> _SHORT TASK_: Without the pictures, set down the records below word for word.

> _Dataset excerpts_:

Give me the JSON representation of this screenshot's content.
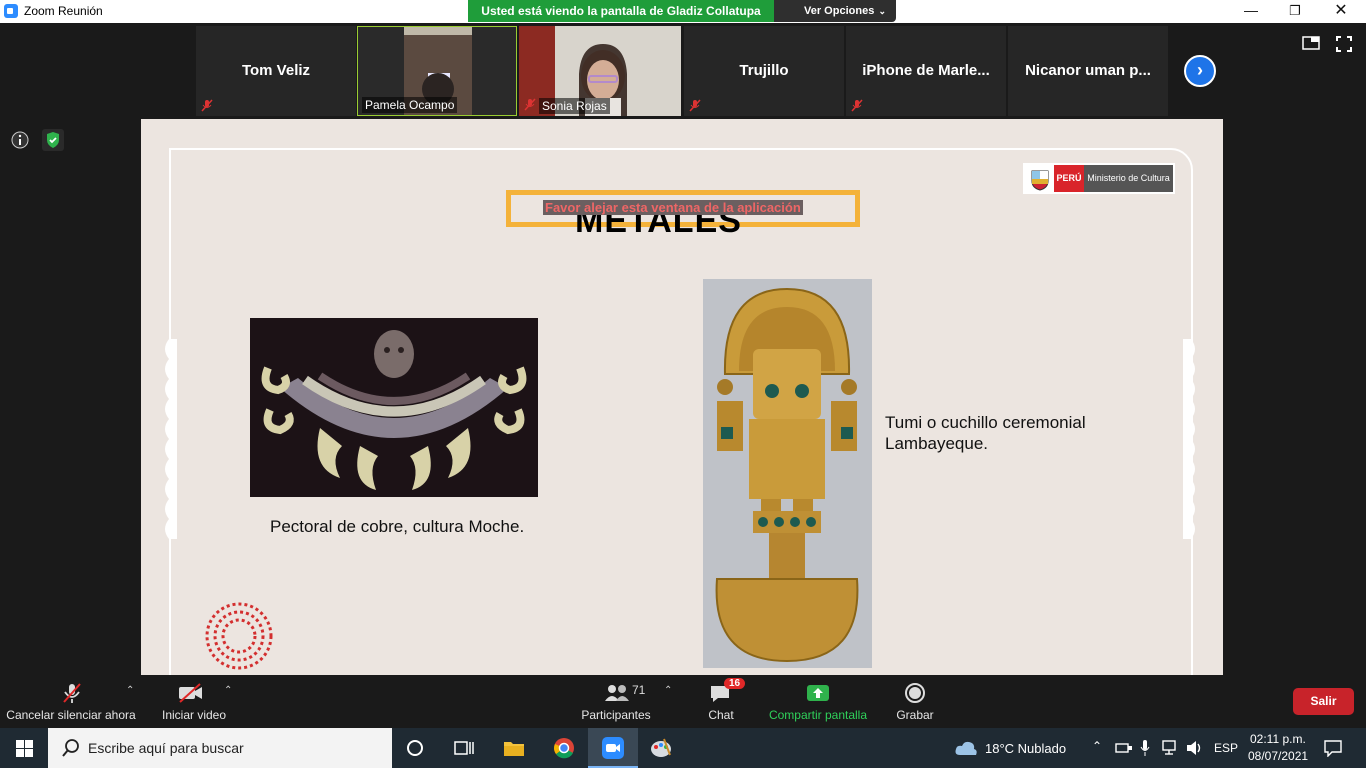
{
  "window": {
    "title": "Zoom Reunión",
    "share_banner": "Usted está viendo la pantalla de Gladiz Collatupa",
    "view_options": "Ver Opciones"
  },
  "participants_strip": [
    {
      "name": "Tom Veliz",
      "muted": true,
      "video": false
    },
    {
      "name": "Pamela Ocampo",
      "muted": false,
      "video": true,
      "active_speaker": true
    },
    {
      "name": "Sonia Rojas",
      "muted": true,
      "video": true
    },
    {
      "name": "Trujillo",
      "muted": true,
      "video": false
    },
    {
      "name": "iPhone de Marle...",
      "muted": true,
      "video": false
    },
    {
      "name": "Nicanor uman p...",
      "muted": false,
      "video": false
    }
  ],
  "slide": {
    "warning_overlay": "Favor alejar esta ventana de la aplicación",
    "title": "METALES",
    "logo": {
      "country": "PERÚ",
      "ministry": "Ministerio de Cultura"
    },
    "left_caption": "Pectoral de cobre, cultura Moche.",
    "right_caption_line1": "Tumi o cuchillo ceremonial",
    "right_caption_line2": "Lambayeque."
  },
  "toolbar": {
    "unmute": "Cancelar silenciar ahora",
    "start_video": "Iniciar video",
    "participants": "Participantes",
    "participants_count": "71",
    "chat": "Chat",
    "chat_badge": "16",
    "share_screen": "Compartir pantalla",
    "record": "Grabar",
    "leave": "Salir"
  },
  "taskbar": {
    "search_placeholder": "Escribe aquí para buscar",
    "weather": "18°C  Nublado",
    "language": "ESP",
    "time": "02:11 p.m.",
    "date": "08/07/2021"
  },
  "colors": {
    "share_green": "#1f9d3a",
    "leave_red": "#c8232a",
    "zoom_blue": "#1e74e8",
    "slide_bg": "#ece5e0"
  }
}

> _CORRECT RESPONSE_:
Give me the JSON representation of this screenshot's content.
{
  "window": {
    "title": "Zoom Reunión",
    "share_banner": "Usted está viendo la pantalla de Gladiz Collatupa",
    "view_options": "Ver Opciones"
  },
  "participants_strip": [
    {
      "name": "Tom Veliz",
      "muted": true,
      "video": false
    },
    {
      "name": "Pamela Ocampo",
      "muted": false,
      "video": true,
      "active_speaker": true
    },
    {
      "name": "Sonia Rojas",
      "muted": true,
      "video": true
    },
    {
      "name": "Trujillo",
      "muted": true,
      "video": false
    },
    {
      "name": "iPhone de Marle...",
      "muted": true,
      "video": false
    },
    {
      "name": "Nicanor uman p...",
      "muted": false,
      "video": false
    }
  ],
  "slide": {
    "warning_overlay": "Favor alejar esta ventana de la aplicación",
    "title": "METALES",
    "logo": {
      "country": "PERÚ",
      "ministry": "Ministerio de Cultura"
    },
    "left_caption": "Pectoral de cobre, cultura Moche.",
    "right_caption_line1": "Tumi o cuchillo ceremonial",
    "right_caption_line2": "Lambayeque."
  },
  "toolbar": {
    "unmute": "Cancelar silenciar ahora",
    "start_video": "Iniciar video",
    "participants": "Participantes",
    "participants_count": "71",
    "chat": "Chat",
    "chat_badge": "16",
    "share_screen": "Compartir pantalla",
    "record": "Grabar",
    "leave": "Salir"
  },
  "taskbar": {
    "search_placeholder": "Escribe aquí para buscar",
    "weather": "18°C  Nublado",
    "language": "ESP",
    "time": "02:11 p.m.",
    "date": "08/07/2021"
  },
  "colors": {
    "share_green": "#1f9d3a",
    "leave_red": "#c8232a",
    "zoom_blue": "#1e74e8",
    "slide_bg": "#ece5e0"
  }
}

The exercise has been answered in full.